WHAT THE TASK REQUIRES
Copy the lines in the material below, from the line with "x-tick-label: 0.04 <box>2490" to the line with "strain-label: εₐ <box>321 872 355 927</box>", including both of those lines, and reproduce each one without any change.

MATERIAL FOR THE TASK
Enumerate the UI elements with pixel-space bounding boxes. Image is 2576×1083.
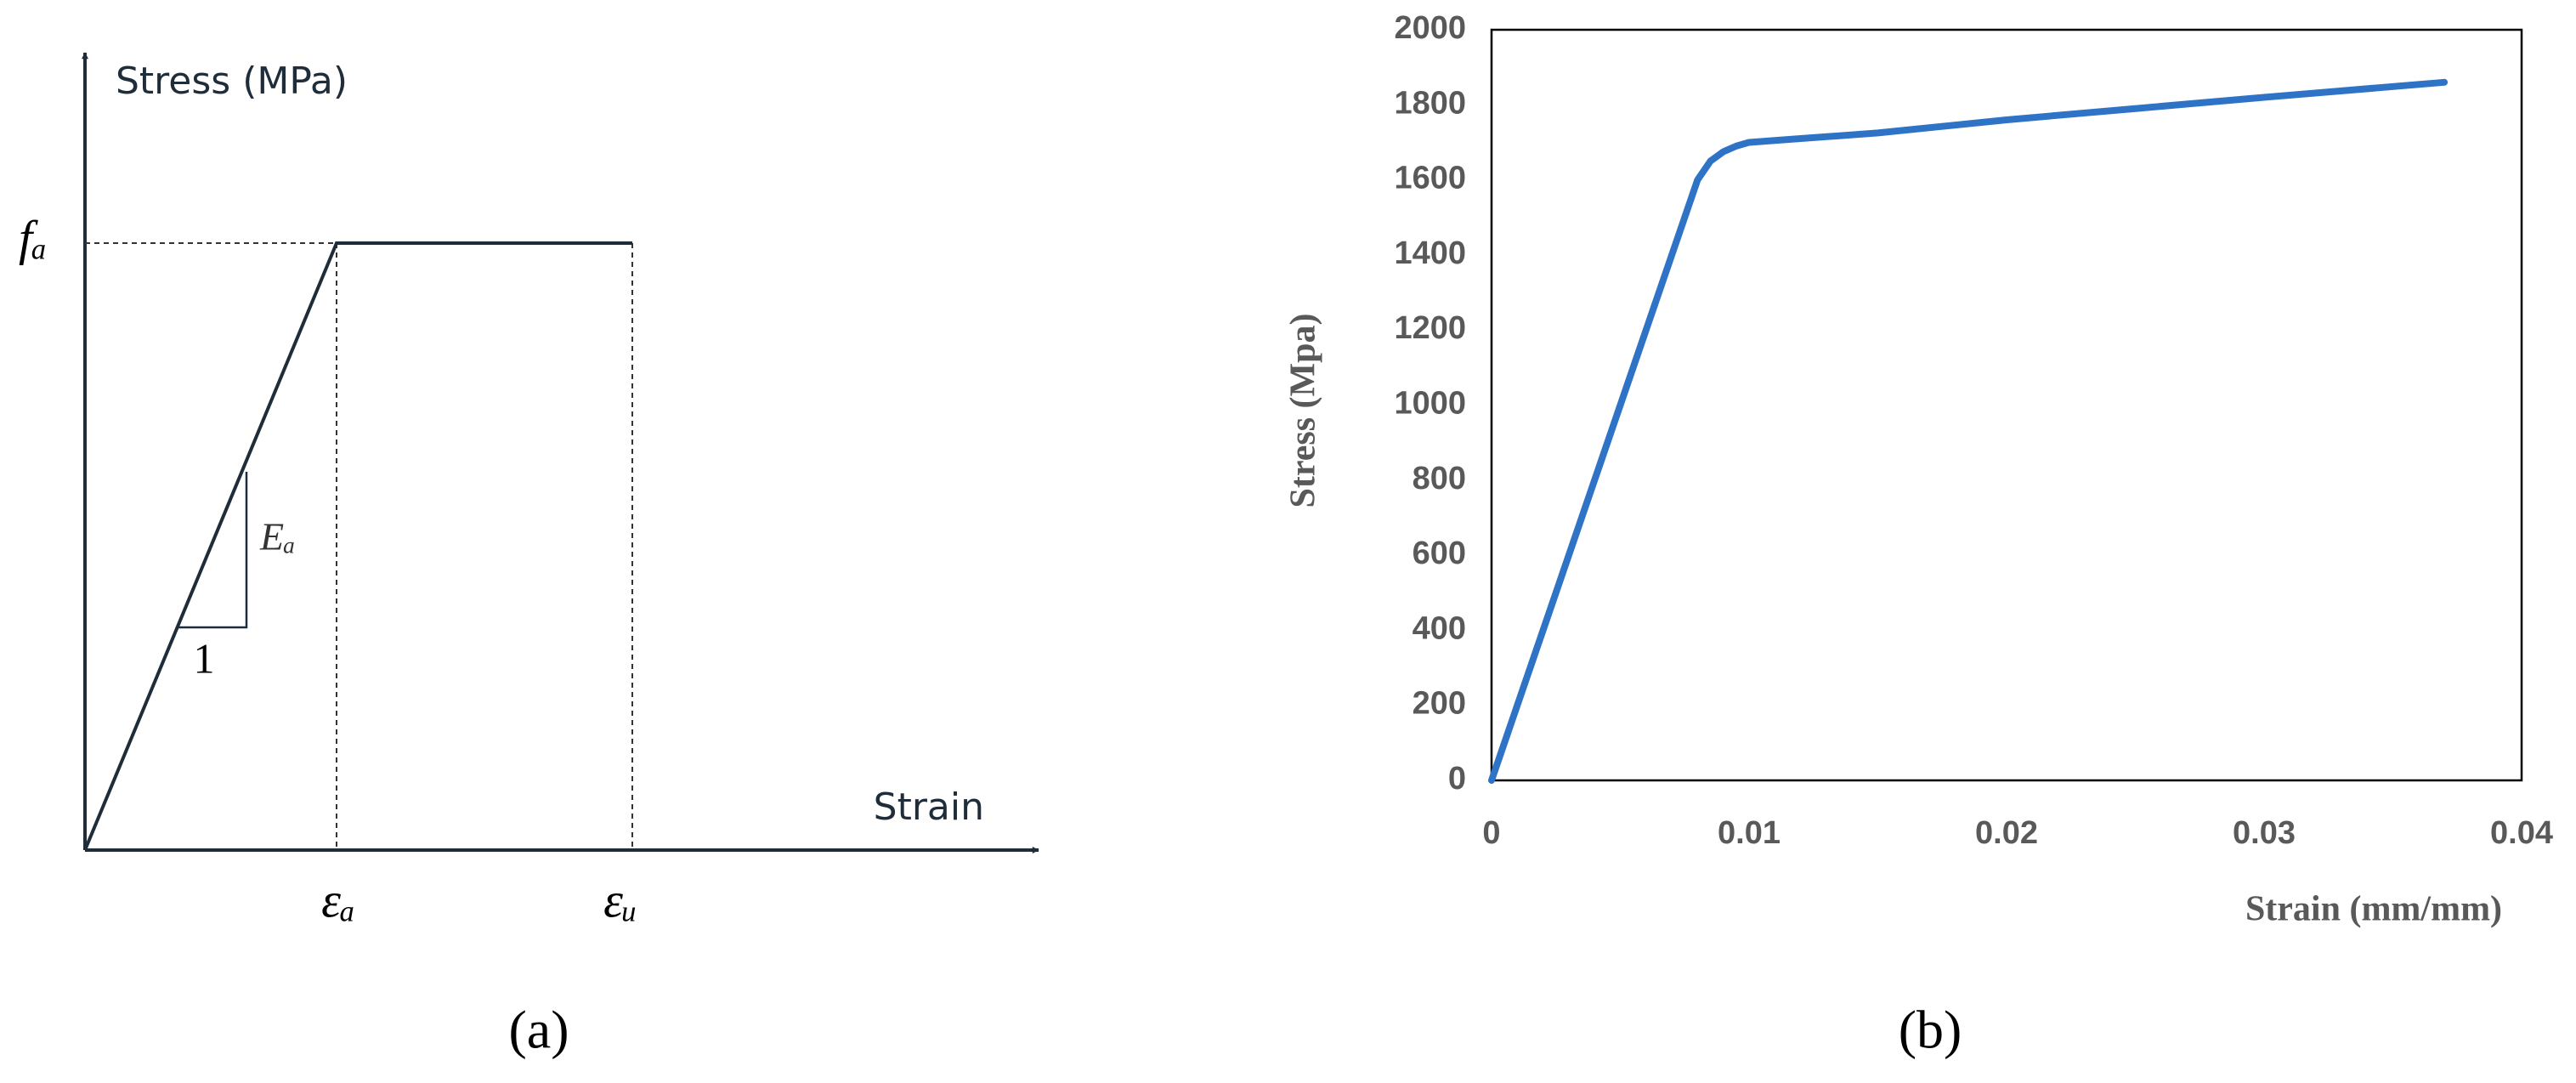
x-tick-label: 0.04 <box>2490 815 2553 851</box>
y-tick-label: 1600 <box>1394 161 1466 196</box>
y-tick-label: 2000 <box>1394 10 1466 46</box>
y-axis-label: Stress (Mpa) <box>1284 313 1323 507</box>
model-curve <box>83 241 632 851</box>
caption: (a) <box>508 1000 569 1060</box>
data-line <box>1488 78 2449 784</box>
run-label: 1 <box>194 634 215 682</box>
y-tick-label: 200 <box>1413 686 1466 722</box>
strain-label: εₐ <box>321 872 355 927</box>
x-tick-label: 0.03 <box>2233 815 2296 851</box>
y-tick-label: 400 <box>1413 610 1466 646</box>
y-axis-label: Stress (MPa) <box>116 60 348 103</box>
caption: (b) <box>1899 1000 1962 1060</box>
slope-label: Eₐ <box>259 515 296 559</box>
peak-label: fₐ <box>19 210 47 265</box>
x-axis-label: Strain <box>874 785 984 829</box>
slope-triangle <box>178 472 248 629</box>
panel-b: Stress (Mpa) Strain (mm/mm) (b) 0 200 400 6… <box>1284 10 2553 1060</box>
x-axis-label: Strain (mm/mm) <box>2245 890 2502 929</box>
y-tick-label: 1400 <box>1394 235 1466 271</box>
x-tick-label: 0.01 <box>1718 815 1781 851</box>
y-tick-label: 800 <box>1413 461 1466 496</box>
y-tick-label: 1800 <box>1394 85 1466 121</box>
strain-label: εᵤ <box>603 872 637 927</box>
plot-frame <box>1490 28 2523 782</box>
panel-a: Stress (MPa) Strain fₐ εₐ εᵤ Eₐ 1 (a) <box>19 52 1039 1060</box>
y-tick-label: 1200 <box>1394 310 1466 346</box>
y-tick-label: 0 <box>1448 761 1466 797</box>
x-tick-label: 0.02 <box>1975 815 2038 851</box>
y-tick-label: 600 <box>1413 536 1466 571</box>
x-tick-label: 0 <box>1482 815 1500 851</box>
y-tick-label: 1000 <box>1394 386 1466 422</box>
...
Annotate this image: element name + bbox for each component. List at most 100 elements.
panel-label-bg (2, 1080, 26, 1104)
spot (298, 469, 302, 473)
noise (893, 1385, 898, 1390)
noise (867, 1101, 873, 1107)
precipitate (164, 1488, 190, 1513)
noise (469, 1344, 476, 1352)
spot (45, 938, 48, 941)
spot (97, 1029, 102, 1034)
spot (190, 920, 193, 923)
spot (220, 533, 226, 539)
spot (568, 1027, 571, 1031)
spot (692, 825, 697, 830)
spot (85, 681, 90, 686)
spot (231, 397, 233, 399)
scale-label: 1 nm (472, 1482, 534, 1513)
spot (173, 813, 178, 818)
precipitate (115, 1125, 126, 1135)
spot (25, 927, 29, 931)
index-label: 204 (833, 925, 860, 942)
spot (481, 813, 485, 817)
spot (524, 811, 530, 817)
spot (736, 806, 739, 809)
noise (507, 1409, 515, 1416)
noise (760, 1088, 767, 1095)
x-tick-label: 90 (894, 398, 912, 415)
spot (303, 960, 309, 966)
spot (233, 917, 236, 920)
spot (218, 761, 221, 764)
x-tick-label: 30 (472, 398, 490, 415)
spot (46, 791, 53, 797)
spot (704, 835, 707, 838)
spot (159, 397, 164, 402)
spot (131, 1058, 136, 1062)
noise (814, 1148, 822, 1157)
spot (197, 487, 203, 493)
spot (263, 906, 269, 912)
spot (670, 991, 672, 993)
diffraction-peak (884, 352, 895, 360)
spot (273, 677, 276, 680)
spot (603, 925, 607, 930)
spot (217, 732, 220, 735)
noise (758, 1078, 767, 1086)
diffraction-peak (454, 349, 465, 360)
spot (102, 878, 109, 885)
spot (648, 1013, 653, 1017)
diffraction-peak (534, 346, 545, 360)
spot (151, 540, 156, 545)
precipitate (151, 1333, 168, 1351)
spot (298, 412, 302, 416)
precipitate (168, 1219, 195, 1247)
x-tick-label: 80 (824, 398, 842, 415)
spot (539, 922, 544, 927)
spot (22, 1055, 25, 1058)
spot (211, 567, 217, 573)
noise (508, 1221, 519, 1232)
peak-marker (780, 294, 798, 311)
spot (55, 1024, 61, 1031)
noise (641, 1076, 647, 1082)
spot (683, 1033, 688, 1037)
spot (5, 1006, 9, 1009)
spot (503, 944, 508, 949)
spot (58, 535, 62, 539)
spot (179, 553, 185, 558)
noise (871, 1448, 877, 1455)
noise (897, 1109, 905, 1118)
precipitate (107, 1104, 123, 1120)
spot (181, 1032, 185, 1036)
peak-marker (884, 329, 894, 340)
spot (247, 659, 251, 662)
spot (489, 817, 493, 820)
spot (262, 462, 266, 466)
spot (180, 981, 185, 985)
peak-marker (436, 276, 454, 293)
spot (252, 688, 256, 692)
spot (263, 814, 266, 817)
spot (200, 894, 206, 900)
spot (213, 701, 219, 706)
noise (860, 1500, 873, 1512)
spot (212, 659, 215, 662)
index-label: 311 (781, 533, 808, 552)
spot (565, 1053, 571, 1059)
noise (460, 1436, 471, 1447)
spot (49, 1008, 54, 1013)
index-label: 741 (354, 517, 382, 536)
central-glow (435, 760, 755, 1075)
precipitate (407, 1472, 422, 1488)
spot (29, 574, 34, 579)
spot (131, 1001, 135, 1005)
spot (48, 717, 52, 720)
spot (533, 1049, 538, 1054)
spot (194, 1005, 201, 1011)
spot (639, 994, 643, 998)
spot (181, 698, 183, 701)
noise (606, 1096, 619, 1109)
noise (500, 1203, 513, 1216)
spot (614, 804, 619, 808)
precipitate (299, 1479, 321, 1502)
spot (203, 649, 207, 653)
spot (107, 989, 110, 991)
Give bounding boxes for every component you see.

OUTPUT OF THE EXERCISE
x-tick-label: 0.04 <box>2490 815 2553 851</box>
y-tick-label: 1600 <box>1394 161 1466 196</box>
y-tick-label: 2000 <box>1394 10 1466 46</box>
y-axis-label: Stress (Mpa) <box>1284 313 1323 507</box>
model-curve <box>83 241 632 851</box>
caption: (a) <box>508 1000 569 1060</box>
data-line <box>1488 78 2449 784</box>
run-label: 1 <box>194 634 215 682</box>
y-tick-label: 200 <box>1413 686 1466 722</box>
strain-label: εₐ <box>321 872 355 927</box>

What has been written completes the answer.